Pull each line holding "không" out of the entries below.
————————
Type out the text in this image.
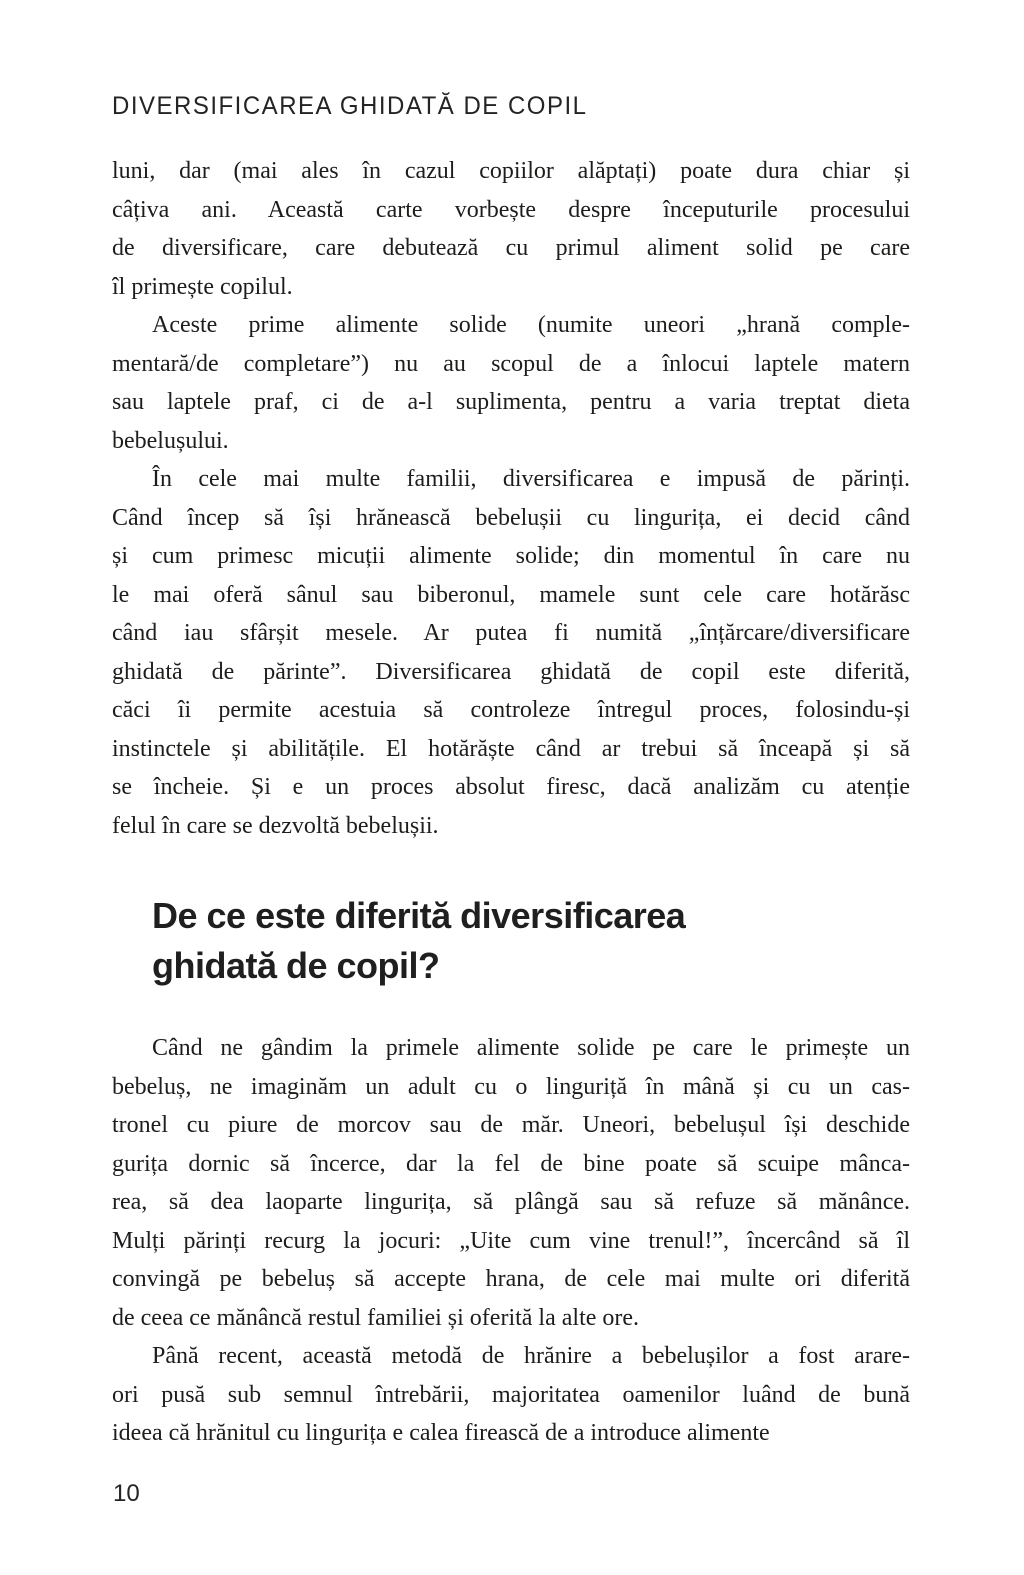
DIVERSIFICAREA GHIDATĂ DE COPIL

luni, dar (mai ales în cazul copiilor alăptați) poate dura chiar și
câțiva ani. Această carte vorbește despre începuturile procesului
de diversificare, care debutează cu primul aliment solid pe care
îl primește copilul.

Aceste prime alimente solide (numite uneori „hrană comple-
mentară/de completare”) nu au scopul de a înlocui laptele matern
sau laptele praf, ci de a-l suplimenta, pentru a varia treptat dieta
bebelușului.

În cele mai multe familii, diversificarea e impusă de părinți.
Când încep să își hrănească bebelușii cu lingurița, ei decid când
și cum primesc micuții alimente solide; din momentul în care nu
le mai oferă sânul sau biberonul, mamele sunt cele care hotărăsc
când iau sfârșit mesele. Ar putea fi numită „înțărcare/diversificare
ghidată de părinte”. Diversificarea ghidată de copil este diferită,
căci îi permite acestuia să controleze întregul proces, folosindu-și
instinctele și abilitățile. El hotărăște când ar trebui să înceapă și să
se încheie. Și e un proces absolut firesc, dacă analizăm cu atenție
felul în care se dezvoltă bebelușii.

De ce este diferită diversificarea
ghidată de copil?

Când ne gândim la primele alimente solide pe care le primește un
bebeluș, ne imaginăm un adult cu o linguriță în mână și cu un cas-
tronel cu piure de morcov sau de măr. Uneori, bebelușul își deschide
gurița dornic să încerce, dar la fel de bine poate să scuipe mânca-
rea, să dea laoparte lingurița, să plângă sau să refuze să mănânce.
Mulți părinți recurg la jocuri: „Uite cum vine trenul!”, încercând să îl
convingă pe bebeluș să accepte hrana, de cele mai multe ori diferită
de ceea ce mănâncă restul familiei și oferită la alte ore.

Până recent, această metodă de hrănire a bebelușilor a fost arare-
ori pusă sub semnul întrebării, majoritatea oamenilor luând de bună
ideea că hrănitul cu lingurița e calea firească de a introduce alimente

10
————————
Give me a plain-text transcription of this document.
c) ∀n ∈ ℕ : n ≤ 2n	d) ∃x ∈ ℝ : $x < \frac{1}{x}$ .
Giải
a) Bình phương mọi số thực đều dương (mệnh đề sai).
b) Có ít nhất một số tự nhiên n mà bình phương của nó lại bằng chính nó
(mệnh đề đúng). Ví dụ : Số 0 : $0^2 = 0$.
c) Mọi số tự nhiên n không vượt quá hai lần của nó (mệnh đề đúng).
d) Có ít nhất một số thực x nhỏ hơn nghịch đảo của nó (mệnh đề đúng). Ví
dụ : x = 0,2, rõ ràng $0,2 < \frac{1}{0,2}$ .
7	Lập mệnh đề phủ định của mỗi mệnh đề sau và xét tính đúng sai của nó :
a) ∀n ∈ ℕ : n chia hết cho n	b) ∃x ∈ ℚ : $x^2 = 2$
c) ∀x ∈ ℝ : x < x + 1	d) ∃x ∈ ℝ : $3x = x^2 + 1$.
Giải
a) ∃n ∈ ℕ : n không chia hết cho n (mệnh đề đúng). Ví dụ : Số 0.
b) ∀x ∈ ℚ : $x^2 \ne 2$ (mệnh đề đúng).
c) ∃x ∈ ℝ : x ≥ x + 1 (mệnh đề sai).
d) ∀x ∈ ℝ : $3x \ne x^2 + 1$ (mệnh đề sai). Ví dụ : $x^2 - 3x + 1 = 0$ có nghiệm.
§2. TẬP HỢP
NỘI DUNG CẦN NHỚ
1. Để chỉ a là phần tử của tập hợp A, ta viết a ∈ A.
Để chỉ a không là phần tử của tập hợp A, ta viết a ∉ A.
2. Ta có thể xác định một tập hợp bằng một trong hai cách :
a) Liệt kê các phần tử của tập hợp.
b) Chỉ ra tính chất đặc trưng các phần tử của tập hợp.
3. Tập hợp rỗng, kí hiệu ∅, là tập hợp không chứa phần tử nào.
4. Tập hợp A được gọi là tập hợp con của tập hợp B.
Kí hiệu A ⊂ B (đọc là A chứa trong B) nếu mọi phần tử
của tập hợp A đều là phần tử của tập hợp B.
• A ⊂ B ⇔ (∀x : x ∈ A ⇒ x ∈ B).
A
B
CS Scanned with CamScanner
————————
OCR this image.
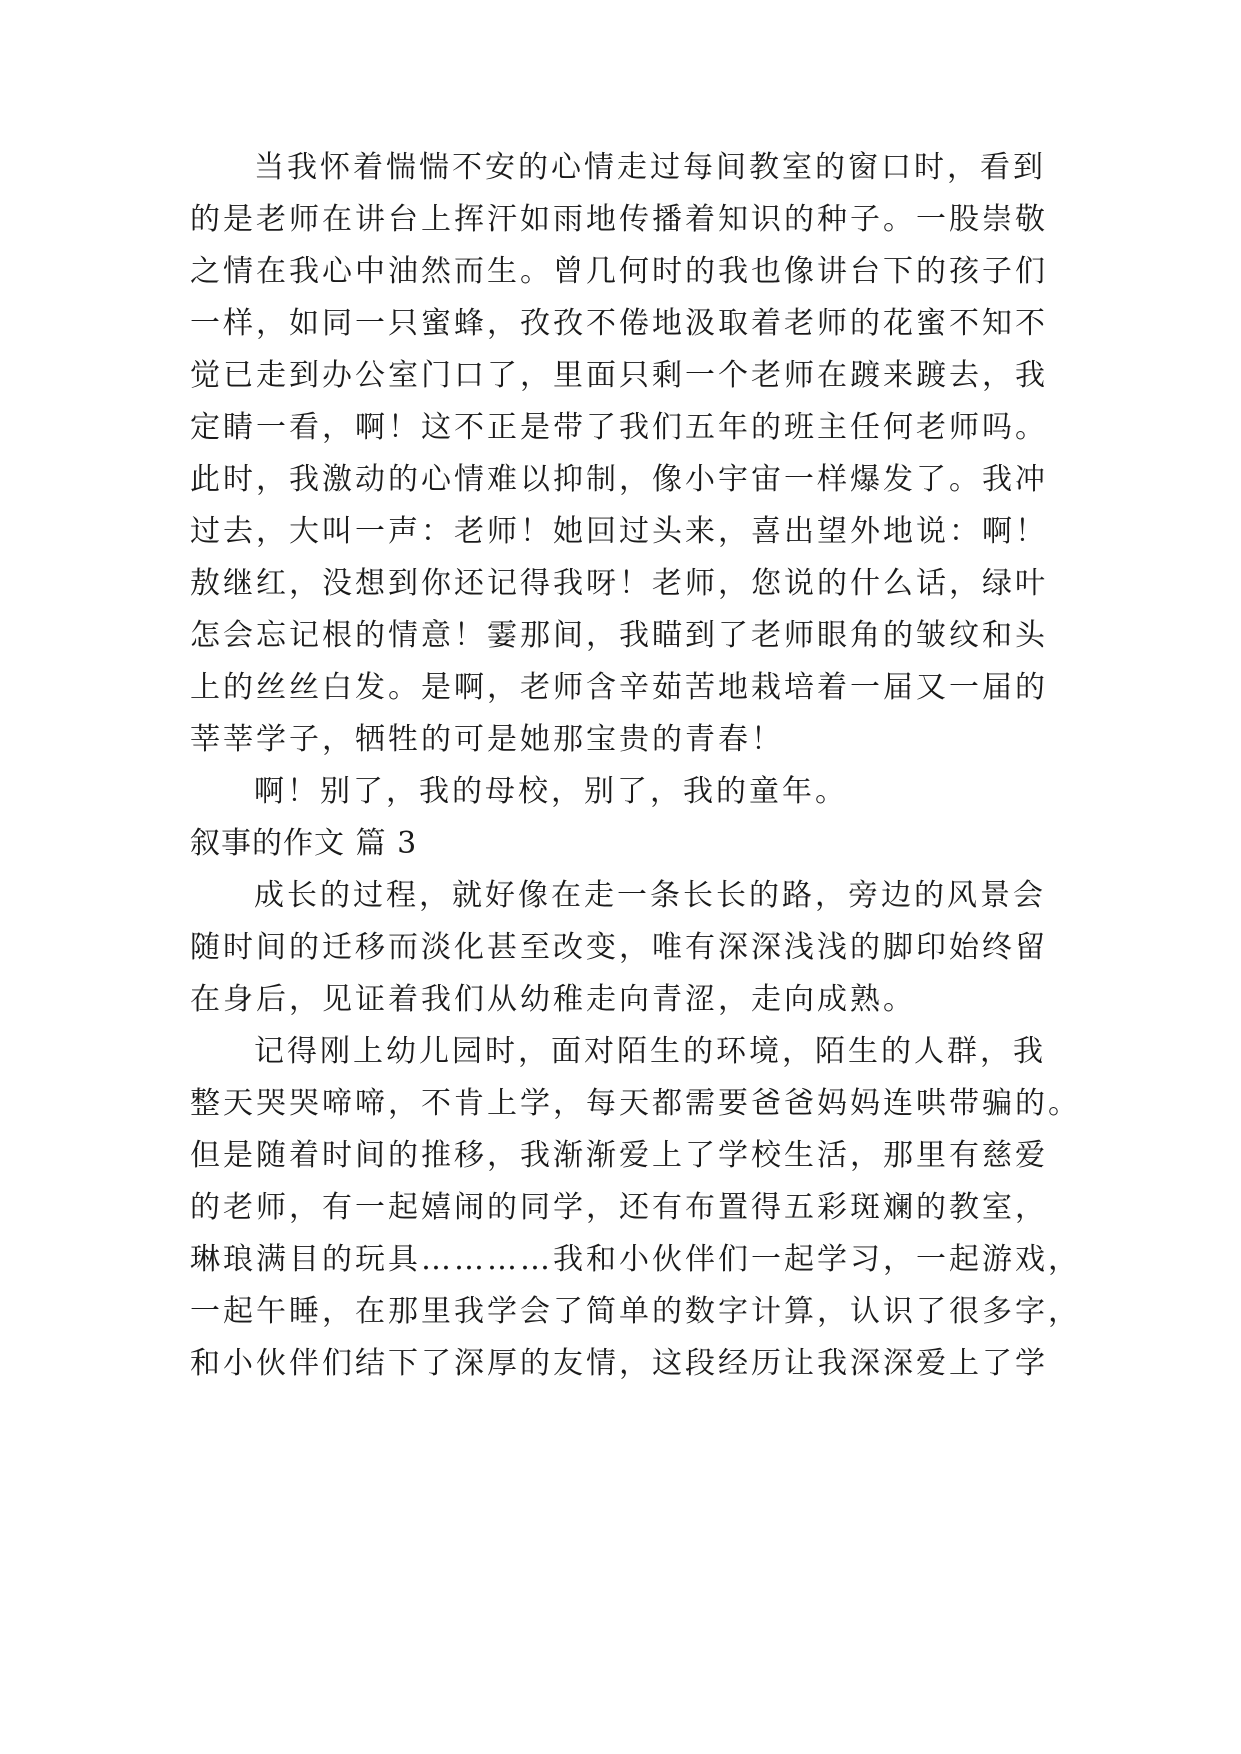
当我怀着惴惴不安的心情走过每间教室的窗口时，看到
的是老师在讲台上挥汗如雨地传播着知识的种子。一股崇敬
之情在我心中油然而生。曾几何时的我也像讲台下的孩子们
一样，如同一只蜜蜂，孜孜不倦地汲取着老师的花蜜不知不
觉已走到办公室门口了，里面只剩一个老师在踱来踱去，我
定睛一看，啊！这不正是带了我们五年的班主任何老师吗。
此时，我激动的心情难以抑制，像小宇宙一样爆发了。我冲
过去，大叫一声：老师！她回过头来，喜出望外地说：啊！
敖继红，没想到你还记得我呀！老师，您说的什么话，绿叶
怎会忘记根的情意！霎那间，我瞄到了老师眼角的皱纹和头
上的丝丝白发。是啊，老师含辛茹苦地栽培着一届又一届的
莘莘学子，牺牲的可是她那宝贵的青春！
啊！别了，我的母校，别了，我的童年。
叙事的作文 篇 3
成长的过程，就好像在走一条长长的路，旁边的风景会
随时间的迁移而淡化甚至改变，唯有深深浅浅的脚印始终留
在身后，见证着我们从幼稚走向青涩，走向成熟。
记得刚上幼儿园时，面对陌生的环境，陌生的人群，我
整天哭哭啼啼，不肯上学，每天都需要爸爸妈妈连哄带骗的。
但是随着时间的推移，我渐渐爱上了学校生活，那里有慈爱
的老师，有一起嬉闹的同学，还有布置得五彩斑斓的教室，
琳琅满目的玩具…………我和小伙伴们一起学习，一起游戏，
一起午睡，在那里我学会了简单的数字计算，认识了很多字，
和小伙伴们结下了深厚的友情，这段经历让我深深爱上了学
————————
**RESPONSE:**
c) Mọi số tự nhiên n không vượt quá hai lần của nó (mệnh đề đúng).
a) ∃n ∈ ℕ : n không chia hết cho n (mệnh đề đúng). Ví dụ : Số 0.
Để chỉ a không là phần tử của tập hợp A, ta viết a ∉ A.
3. Tập hợp rỗng, kí hiệu ∅, là tập hợp không chứa phần tử nào.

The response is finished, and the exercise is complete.